• The problem
Write out all of the data exactly as it appears.

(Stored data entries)
┄┄┄┄┄┄

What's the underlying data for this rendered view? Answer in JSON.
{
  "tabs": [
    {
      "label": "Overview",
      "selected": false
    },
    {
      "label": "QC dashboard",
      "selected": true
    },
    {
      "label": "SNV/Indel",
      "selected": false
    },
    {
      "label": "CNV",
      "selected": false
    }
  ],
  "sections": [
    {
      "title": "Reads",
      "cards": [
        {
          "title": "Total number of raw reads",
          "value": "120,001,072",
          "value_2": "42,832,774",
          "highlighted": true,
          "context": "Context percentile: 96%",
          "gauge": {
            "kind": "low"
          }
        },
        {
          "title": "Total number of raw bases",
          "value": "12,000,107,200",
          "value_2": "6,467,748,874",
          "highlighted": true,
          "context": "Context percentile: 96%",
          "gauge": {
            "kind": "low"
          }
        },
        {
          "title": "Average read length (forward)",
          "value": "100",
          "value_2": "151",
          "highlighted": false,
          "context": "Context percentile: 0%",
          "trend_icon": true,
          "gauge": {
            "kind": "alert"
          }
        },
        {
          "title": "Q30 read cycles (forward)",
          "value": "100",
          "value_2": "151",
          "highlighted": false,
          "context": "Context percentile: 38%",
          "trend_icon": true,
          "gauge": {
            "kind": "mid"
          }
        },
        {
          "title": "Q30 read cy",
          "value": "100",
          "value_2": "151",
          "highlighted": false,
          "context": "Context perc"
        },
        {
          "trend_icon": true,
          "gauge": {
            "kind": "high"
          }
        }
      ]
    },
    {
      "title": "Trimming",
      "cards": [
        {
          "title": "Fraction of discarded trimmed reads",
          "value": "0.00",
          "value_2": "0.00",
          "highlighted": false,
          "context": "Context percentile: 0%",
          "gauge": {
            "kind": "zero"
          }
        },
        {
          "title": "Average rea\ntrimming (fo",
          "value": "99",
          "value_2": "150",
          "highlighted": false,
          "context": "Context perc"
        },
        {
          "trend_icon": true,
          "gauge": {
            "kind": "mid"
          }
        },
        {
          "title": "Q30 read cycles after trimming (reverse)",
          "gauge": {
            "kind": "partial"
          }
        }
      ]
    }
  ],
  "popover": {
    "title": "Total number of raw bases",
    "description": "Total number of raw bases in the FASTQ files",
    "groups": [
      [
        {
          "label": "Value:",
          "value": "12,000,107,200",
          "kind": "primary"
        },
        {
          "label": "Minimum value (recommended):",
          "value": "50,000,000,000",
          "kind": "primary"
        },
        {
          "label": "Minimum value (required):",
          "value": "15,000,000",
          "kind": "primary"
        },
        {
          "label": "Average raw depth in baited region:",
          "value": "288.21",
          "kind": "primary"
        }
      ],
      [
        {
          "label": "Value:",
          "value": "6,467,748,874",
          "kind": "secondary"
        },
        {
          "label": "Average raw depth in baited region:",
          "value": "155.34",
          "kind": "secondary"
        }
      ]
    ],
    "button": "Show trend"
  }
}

┄┄┄┄┄┄

• Written solution
What's the underlying data for this rendered view? Answer in JSON.
{
  "tabs": [
    {
      "label": "Overview",
      "selected": false
    },
    {
      "label": "QC dashboard",
      "selected": true
    },
    {
      "label": "SNV/Indel",
      "selected": false
    },
    {
      "label": "CNV",
      "selected": false
    }
  ],
  "sections": [
    {
      "title": "Reads",
      "cards": [
        {
          "title": "Total number of raw reads",
          "value": "120,001,072",
          "value_2": "42,832,774",
          "highlighted": true,
          "context": "Context percentile: 96%",
          "gauge": {
            "kind": "low"
          }
        },
        {
          "title": "Total number of raw bases",
          "value": "12,000,107,200",
          "value_2": "6,467,748,874",
          "highlighted": true,
          "context": "Context percentile: 96%",
          "gauge": {
            "kind": "low"
          }
        },
        {
          "title": "Average read length (forward)",
          "value": "100",
          "value_2": "151",
          "highlighted": false,
          "context": "Context percentile: 0%",
          "trend_icon": true,
          "gauge": {
            "kind": "alert"
          }
        },
        {
          "title": "Q30 read cycles (forward)",
          "value": "100",
          "value_2": "151",
          "highlighted": false,
          "context": "Context percentile: 38%",
          "trend_icon": true,
          "gauge": {
            "kind": "mid"
          }
        },
        {
          "title": "Q30 read cy",
          "value": "100",
          "value_2": "151",
          "highlighted": false,
          "context": "Context perc"
        },
        {
          "trend_icon": true,
          "gauge": {
            "kind": "high"
          }
        }
      ]
    },
    {
      "title": "Trimming",
      "cards": [
        {
          "title": "Fraction of discarded trimmed reads",
          "value": "0.00",
          "value_2": "0.00",
          "highlighted": false,
          "context": "Context percentile: 0%",
          "gauge": {
            "kind": "zero"
          }
        },
        {
          "title": "Average rea\ntrimming (fo",
          "value": "99",
          "value_2": "150",
          "highlighted": false,
          "context": "Context perc"
        },
        {
          "trend_icon": true,
          "gauge": {
            "kind": "mid"
          }
        },
        {
          "title": "Q30 read cycles after trimming (reverse)",
          "gauge": {
            "kind": "partial"
          }
        }
      ]
    }
  ],
  "popover": {
    "title": "Total number of raw bases",
    "description": "Total number of raw bases in the FASTQ files",
    "groups": [
      [
        {
          "label": "Value:",
          "value": "12,000,107,200",
          "kind": "primary"
        },
        {
          "label": "Minimum value (recommended):",
          "value": "50,000,000,000",
          "kind": "primary"
        },
        {
          "label": "Minimum value (required):",
          "value": "15,000,000",
          "kind": "primary"
        },
        {
          "label": "Average raw depth in baited region:",
          "value": "288.21",
          "kind": "primary"
        }
      ],
      [
        {
          "label": "Value:",
          "value": "6,467,748,874",
          "kind": "secondary"
        },
        {
          "label": "Average raw depth in baited region:",
          "value": "155.34",
          "kind": "secondary"
        }
      ]
    ],
    "button": "Show trend"
  }
}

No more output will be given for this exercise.